**Data excerpts**:

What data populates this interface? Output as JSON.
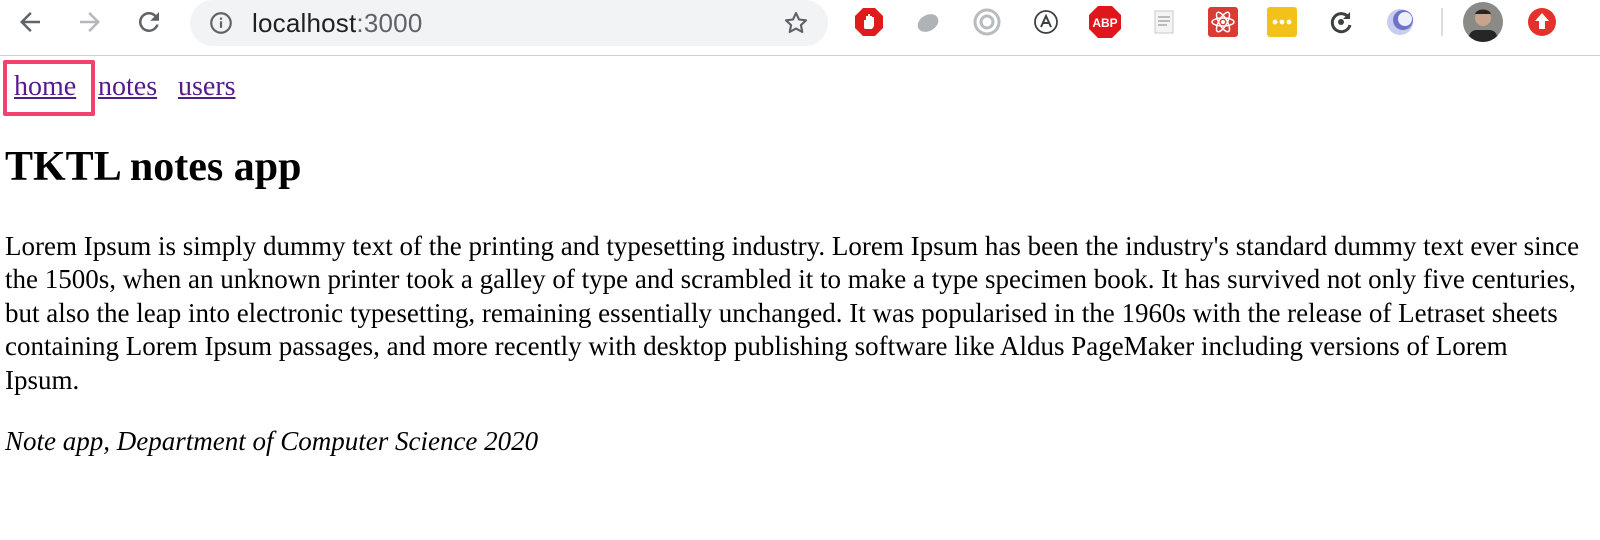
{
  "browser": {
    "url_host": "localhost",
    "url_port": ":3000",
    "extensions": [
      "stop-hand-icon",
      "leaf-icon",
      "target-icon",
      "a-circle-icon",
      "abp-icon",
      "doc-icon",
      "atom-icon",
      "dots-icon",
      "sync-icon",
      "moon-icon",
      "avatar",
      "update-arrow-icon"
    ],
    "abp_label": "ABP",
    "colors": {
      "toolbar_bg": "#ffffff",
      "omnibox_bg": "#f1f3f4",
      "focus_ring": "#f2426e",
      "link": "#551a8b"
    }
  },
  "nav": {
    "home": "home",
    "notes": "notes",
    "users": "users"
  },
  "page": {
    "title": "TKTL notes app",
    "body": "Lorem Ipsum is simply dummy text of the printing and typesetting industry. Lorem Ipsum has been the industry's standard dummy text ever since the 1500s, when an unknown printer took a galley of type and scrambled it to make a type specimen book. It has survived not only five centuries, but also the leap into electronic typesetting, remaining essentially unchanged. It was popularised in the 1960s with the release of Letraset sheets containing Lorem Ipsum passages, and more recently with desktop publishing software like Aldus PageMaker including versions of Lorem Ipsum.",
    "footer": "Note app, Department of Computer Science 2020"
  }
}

---

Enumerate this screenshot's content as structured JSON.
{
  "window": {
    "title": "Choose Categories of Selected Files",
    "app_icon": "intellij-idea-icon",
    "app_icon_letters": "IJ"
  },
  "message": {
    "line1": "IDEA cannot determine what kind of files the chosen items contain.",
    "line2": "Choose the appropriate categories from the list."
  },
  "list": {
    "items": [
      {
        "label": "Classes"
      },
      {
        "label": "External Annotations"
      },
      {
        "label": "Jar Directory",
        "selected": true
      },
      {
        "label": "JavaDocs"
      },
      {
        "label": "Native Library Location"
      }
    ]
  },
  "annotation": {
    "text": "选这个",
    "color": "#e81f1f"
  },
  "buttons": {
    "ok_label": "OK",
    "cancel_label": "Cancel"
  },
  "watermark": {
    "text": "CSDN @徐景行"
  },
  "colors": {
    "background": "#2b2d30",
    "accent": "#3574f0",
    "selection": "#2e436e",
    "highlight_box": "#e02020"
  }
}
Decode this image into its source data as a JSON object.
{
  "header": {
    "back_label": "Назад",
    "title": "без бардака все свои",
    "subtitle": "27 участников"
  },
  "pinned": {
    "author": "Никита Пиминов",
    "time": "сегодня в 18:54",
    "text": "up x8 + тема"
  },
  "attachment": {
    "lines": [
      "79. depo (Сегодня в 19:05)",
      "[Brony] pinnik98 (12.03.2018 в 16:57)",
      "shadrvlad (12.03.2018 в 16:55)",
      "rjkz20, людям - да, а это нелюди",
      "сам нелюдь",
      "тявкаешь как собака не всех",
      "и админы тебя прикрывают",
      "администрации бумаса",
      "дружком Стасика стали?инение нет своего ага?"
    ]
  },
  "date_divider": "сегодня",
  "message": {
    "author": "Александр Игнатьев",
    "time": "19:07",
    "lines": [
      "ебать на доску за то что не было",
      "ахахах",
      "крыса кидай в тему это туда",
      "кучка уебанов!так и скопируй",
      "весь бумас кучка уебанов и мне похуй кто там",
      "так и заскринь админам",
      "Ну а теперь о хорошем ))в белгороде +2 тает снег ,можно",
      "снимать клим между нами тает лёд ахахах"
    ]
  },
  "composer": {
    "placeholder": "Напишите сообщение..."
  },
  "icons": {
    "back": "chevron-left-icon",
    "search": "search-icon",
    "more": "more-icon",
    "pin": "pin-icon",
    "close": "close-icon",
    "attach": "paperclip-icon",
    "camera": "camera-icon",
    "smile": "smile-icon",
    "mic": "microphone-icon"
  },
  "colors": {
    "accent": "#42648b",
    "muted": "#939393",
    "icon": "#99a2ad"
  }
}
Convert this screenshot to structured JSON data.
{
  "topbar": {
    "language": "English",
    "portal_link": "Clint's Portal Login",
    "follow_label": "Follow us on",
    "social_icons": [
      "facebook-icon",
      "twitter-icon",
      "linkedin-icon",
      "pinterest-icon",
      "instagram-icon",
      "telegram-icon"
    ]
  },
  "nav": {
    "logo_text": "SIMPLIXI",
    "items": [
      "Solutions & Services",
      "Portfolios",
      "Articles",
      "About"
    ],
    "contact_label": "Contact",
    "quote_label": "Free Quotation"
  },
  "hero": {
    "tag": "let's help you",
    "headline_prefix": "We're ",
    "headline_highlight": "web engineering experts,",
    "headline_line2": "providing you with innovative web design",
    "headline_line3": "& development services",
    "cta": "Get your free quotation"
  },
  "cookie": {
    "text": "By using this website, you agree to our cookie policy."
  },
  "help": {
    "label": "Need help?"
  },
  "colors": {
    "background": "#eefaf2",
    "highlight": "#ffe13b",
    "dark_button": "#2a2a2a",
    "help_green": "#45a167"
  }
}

...

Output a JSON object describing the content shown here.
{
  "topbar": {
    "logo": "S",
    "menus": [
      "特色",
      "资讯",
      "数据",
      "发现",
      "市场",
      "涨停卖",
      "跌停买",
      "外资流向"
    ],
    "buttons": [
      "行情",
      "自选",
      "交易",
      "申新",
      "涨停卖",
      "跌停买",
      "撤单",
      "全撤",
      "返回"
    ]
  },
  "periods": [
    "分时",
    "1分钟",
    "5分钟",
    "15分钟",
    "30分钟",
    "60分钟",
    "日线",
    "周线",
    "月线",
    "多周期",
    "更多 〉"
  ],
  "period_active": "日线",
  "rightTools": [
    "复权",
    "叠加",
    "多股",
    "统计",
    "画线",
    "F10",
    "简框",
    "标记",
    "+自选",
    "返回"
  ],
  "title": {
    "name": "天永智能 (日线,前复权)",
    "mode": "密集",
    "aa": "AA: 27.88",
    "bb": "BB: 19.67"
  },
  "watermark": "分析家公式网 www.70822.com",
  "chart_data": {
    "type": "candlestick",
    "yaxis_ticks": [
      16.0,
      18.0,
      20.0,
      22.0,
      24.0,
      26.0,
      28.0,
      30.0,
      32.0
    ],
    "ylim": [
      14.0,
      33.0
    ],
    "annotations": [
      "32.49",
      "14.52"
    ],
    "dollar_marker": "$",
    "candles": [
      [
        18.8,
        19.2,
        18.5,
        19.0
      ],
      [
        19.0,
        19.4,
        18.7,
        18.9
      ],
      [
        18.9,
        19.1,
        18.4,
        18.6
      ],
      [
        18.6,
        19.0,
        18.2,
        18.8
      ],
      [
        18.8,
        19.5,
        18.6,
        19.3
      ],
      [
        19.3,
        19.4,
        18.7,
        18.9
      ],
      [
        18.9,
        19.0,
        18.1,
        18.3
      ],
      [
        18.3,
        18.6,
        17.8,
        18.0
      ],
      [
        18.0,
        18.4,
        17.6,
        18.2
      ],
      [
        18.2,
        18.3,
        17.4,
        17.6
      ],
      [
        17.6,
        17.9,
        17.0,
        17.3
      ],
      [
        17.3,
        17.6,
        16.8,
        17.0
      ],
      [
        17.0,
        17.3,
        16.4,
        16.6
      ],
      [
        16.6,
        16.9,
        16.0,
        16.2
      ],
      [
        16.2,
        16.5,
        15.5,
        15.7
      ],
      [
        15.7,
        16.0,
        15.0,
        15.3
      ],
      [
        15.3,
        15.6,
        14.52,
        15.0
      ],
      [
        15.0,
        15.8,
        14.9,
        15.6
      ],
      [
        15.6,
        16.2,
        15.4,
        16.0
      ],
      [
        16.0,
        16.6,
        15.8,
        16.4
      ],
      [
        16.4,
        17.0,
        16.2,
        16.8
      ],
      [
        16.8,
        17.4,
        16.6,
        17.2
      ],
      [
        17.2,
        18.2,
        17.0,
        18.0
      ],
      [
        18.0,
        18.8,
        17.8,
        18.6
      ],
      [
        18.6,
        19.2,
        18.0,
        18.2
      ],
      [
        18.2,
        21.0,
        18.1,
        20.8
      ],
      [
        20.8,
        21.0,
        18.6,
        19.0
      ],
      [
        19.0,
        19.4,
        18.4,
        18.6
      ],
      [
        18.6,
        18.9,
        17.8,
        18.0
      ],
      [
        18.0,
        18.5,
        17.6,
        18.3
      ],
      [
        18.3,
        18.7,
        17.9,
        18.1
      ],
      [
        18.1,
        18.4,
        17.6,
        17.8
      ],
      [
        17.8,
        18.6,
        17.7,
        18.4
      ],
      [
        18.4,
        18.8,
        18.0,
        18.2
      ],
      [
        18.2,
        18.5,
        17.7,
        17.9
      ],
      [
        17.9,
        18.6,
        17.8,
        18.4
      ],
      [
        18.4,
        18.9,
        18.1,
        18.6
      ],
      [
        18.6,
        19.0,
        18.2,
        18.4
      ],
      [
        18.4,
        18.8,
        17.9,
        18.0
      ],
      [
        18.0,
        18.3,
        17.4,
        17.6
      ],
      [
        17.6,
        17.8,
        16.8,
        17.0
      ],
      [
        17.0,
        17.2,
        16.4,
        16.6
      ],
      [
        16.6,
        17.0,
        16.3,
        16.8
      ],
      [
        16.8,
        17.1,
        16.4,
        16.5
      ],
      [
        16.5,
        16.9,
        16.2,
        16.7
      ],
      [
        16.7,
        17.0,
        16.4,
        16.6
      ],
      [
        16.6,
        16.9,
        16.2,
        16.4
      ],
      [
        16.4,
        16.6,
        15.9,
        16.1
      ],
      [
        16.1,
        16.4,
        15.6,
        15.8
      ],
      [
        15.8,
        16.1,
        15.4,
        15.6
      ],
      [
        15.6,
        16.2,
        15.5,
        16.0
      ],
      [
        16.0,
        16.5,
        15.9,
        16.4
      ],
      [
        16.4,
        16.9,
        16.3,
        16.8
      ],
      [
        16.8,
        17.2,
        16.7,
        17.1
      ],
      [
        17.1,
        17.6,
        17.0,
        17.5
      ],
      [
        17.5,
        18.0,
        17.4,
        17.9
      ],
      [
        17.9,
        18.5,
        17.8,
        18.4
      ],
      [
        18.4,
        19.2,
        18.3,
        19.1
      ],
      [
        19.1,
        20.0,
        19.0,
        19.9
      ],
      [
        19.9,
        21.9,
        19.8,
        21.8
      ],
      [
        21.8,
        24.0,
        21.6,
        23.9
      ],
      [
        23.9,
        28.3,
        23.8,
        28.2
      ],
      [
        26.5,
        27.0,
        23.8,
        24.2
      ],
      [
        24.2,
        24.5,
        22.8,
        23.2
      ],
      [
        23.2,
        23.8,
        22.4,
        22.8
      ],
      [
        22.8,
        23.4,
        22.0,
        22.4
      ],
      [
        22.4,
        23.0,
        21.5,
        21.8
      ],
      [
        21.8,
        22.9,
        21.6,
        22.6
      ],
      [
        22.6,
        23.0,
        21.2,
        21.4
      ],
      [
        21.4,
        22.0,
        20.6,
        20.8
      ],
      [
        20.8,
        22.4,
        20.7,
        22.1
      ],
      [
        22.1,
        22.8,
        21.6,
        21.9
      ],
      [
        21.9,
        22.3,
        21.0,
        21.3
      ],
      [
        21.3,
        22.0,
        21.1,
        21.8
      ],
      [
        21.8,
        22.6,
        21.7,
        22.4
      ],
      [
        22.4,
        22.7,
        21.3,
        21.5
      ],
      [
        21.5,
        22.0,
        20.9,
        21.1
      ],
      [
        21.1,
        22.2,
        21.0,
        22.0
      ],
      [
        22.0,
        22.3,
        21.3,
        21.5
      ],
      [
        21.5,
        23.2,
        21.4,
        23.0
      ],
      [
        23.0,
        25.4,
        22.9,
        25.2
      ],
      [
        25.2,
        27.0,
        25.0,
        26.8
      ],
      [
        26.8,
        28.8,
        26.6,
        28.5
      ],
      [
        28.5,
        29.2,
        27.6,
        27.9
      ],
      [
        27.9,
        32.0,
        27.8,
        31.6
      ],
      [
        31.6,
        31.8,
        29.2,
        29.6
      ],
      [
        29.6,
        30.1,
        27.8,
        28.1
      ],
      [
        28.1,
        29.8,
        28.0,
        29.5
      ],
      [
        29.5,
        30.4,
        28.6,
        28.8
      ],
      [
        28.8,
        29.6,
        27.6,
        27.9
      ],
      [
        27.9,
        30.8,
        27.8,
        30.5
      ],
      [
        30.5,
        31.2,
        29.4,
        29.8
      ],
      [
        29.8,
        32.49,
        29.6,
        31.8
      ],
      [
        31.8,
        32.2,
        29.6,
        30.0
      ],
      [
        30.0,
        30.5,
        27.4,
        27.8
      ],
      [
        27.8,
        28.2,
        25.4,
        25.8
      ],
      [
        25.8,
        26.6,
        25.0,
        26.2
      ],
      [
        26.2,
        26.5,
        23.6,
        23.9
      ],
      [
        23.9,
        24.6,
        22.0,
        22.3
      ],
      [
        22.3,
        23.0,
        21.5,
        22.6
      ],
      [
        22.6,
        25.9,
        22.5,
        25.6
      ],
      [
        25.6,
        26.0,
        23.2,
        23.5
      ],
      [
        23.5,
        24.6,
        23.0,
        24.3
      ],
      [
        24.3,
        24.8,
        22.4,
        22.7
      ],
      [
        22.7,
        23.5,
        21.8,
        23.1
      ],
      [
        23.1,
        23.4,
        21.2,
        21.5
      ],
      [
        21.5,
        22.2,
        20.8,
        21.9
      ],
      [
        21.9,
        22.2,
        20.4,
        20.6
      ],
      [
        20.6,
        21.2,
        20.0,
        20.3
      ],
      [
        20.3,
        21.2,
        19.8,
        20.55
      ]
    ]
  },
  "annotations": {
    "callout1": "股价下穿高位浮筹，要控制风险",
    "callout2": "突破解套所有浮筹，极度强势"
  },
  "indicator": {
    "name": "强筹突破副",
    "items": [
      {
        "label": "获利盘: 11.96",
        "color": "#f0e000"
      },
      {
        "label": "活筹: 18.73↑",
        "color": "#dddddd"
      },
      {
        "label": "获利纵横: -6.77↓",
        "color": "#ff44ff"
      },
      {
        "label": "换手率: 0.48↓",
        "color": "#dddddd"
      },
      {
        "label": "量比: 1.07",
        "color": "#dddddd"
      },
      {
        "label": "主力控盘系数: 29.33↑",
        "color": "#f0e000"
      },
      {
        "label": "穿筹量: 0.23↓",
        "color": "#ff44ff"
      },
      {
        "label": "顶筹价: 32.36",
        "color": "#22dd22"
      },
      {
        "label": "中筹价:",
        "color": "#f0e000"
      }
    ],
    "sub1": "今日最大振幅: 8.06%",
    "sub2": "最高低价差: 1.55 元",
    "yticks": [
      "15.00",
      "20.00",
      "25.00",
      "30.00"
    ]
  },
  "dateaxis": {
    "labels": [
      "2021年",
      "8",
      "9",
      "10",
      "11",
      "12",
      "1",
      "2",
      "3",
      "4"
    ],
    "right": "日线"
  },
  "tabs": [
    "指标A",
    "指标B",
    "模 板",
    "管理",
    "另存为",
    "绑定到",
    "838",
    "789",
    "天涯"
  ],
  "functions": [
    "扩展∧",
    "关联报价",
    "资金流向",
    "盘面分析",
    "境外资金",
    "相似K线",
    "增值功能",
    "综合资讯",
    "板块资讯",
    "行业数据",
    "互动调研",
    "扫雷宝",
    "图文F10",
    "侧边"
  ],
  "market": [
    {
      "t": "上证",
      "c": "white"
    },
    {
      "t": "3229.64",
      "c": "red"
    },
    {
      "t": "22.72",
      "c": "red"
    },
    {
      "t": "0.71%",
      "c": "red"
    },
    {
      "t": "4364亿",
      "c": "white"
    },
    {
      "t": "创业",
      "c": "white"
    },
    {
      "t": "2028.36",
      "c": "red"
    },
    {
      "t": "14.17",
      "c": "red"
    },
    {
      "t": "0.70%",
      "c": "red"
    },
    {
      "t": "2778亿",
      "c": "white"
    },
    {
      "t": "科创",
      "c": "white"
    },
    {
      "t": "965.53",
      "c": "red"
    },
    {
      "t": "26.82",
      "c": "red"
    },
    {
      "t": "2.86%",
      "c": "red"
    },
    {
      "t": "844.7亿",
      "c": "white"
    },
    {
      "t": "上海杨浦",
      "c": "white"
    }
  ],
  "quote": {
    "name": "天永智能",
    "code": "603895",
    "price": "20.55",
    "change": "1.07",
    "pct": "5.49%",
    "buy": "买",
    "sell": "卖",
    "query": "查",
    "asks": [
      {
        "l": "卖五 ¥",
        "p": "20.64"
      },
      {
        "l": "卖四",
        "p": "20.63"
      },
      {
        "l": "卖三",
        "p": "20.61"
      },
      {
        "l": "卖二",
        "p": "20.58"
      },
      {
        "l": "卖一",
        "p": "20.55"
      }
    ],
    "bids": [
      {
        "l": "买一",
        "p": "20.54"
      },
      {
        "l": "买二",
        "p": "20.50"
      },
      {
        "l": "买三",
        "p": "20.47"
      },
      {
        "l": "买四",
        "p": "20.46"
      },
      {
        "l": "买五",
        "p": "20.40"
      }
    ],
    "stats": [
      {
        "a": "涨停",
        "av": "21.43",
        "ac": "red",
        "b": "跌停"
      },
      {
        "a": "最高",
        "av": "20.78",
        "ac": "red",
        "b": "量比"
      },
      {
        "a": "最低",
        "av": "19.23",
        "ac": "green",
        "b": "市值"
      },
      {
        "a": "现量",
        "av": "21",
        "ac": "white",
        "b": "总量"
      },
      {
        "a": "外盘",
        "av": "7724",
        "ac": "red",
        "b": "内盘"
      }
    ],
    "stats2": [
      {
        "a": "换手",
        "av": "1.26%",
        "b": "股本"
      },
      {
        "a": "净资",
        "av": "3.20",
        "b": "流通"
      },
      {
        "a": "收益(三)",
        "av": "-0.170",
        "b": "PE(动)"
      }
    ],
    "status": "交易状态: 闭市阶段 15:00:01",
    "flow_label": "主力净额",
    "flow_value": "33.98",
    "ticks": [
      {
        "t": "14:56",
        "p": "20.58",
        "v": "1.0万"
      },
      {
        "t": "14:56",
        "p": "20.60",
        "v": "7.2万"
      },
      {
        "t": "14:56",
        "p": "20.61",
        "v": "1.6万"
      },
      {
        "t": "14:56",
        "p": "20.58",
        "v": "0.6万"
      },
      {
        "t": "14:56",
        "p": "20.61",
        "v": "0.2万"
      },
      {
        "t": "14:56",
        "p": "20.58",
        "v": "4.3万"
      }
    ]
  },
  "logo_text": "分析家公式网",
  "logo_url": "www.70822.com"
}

**Stated task**:
Pick out the lines that have the word "this". Copy them all.

**Answer to the exercise**:
What data populates this interface? Output as JSON.
Enumerate this screenshot's content as structured JSON.
Decode this image into its source data as a JSON object.
Convert this screenshot to structured JSON data.
    "text": "By using this website, you agree to our cookie policy."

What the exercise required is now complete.